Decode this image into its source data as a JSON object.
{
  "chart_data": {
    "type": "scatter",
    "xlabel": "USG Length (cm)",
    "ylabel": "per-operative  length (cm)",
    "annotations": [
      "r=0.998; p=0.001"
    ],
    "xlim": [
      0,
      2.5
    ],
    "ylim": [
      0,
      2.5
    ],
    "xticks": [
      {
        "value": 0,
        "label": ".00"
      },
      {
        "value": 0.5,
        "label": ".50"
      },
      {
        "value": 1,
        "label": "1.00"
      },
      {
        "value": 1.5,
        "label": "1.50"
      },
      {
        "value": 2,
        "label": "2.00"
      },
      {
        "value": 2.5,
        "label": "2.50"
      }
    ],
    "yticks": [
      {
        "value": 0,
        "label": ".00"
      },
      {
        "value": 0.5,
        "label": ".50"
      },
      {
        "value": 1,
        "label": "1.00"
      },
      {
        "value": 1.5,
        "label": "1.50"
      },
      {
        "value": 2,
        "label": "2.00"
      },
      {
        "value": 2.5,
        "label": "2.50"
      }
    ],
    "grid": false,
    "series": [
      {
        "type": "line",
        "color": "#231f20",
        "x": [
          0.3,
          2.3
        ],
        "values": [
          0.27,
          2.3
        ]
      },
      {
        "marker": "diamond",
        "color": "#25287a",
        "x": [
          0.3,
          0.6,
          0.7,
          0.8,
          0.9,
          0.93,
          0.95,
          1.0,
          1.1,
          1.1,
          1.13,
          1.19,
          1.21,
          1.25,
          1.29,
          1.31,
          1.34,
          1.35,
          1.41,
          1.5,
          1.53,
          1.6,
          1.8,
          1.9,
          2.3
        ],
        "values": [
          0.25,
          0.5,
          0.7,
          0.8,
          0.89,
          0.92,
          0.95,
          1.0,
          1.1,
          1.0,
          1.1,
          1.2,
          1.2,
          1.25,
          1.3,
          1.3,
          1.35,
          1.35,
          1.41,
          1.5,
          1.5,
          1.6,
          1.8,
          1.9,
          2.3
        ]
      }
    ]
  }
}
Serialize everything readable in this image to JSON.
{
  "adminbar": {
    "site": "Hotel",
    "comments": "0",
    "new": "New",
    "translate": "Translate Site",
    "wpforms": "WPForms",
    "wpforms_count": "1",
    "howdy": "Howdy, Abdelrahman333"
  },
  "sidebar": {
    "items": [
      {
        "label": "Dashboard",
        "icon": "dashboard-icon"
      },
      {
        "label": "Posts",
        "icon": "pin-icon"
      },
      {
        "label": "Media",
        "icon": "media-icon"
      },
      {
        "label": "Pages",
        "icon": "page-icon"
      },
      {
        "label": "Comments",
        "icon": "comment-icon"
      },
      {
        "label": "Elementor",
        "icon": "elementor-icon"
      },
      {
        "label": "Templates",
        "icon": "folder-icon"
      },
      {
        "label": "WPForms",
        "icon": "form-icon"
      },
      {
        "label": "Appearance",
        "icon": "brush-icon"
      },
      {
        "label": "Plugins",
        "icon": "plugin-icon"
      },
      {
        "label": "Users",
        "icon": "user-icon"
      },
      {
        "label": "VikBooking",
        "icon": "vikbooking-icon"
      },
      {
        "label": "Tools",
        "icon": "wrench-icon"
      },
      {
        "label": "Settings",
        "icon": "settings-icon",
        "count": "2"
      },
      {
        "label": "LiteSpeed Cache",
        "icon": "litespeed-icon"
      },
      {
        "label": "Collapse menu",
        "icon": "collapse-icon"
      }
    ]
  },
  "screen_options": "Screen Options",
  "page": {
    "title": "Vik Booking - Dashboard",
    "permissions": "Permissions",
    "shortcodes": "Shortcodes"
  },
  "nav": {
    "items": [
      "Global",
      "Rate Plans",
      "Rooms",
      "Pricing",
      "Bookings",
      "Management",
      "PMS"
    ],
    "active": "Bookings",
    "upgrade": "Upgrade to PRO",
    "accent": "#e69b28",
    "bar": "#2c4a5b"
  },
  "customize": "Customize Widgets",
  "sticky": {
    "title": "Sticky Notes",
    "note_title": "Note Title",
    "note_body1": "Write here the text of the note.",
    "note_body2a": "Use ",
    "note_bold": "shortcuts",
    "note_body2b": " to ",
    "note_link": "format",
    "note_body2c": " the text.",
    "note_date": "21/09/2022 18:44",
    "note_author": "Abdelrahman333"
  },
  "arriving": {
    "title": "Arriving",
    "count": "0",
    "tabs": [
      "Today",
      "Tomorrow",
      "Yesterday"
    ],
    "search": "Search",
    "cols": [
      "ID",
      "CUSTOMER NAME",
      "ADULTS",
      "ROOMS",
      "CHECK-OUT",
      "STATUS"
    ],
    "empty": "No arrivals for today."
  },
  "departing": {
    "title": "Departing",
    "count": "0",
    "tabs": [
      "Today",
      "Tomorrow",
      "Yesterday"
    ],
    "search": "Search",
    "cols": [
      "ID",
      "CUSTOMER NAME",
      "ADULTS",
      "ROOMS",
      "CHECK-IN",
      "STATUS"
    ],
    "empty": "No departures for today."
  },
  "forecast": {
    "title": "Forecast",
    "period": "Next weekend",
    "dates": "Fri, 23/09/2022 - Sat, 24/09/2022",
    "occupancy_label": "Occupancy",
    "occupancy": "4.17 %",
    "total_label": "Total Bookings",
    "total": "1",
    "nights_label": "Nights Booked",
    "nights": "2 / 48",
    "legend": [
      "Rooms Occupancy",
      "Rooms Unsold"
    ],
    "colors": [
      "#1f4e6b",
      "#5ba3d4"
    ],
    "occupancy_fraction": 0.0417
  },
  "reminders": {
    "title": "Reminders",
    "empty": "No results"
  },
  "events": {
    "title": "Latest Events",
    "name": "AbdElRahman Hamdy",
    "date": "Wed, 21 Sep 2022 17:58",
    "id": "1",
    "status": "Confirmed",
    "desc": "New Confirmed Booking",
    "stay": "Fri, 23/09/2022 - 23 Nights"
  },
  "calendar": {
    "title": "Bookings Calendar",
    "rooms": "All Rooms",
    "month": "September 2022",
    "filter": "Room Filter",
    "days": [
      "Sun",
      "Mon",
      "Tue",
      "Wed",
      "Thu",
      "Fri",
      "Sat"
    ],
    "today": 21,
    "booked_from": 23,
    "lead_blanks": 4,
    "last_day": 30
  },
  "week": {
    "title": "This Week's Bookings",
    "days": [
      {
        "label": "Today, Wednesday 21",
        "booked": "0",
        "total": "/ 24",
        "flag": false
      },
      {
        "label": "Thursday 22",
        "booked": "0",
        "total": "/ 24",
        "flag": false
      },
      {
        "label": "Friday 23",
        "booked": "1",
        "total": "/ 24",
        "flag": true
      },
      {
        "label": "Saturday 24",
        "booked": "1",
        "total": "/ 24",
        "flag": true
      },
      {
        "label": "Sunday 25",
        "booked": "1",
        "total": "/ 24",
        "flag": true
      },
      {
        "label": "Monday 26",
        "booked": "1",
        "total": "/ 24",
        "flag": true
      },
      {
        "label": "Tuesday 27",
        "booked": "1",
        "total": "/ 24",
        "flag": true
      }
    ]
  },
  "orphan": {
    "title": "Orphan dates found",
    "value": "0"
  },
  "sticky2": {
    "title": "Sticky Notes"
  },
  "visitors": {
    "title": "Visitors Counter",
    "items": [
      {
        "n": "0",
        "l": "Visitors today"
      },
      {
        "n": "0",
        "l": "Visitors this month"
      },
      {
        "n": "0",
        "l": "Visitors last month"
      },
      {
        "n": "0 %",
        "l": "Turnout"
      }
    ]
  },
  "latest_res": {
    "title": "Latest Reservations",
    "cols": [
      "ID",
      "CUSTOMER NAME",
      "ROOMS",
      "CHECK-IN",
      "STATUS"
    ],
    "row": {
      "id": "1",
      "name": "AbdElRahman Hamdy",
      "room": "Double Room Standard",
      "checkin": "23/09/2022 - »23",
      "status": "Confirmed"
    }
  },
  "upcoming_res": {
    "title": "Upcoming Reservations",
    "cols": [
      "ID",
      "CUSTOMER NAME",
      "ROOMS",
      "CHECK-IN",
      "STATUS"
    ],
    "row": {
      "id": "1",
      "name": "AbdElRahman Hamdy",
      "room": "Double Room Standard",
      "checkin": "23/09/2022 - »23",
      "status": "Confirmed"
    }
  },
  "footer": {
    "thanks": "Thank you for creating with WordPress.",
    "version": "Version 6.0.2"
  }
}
----------------
WHAT IS BEING ASKED
Identify lines with the string "Confirmed". Copy each one.

COMPLETE ANSWER
    "status": "Confirmed",
    "desc": "New Confirmed Booking",
      "status": "Confirmed"
      "status": "Confirmed"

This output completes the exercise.